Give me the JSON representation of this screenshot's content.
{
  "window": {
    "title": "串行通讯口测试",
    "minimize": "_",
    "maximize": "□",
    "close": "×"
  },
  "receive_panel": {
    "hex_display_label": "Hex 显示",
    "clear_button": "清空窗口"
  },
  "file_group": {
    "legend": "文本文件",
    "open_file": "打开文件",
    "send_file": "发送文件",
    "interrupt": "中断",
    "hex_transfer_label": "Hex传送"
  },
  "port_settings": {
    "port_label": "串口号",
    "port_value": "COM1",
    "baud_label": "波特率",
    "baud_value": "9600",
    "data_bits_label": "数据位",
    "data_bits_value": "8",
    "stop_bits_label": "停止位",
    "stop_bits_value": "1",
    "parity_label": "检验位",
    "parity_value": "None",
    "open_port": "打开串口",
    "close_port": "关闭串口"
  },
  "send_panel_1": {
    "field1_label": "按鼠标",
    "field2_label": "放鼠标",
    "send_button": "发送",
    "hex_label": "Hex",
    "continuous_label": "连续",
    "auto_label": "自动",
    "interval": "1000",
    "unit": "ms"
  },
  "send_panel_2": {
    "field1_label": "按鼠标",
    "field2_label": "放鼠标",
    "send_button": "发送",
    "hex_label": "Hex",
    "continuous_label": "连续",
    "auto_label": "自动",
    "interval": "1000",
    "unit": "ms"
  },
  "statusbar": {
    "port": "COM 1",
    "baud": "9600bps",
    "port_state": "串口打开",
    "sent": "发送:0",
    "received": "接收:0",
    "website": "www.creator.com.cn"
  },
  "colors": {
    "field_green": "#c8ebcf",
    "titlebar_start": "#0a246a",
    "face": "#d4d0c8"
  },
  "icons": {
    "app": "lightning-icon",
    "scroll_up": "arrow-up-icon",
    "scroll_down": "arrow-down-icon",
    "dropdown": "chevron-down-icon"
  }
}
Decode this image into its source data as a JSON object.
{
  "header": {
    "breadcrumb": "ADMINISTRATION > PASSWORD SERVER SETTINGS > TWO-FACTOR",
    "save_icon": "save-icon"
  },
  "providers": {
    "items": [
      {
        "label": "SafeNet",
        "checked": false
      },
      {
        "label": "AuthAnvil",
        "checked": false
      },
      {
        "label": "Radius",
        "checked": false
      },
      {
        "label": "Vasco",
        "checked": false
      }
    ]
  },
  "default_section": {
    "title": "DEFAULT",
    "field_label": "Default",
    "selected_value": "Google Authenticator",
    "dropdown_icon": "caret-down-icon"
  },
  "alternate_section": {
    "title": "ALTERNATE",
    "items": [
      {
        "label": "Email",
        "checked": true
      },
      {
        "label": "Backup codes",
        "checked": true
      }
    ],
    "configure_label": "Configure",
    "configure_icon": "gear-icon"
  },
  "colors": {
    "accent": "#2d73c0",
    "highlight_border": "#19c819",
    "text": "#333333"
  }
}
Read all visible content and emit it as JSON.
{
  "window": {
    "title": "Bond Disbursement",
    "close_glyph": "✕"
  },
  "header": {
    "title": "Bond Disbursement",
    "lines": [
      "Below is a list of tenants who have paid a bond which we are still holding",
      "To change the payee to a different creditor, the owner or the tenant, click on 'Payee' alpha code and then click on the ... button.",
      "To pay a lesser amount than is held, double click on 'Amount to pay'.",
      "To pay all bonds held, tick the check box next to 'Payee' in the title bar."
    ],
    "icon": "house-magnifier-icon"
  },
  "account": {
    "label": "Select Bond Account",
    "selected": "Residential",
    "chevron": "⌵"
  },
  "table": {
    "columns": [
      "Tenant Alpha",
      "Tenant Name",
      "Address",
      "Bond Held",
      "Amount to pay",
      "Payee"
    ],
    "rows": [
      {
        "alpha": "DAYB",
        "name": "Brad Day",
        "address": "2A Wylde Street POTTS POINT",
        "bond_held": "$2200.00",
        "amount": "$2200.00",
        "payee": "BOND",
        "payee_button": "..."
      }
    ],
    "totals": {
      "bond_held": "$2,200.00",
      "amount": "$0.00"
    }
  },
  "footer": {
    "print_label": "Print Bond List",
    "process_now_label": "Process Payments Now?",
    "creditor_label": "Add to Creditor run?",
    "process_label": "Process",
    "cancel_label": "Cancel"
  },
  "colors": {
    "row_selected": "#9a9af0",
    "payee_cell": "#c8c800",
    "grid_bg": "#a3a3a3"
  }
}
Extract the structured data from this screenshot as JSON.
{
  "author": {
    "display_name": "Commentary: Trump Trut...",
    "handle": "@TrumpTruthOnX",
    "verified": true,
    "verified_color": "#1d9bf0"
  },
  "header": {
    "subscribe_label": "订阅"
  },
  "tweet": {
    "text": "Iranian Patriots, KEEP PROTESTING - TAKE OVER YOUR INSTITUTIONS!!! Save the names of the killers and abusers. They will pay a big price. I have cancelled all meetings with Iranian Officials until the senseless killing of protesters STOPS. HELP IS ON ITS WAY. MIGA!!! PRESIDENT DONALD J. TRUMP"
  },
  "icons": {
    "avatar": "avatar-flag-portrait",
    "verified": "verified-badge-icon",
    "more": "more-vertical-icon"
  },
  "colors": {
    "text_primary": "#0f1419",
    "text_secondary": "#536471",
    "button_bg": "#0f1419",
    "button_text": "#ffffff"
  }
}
════════
#### Task prompt:
Each line that holds the word "JSON" is to be copied.

#### Final result:
Give me the JSON representation of this screenshot's content.
Decode this image into its source data as a JSON object.
Read all visible content and emit it as JSON.
Extract the structured data from this screenshot as JSON.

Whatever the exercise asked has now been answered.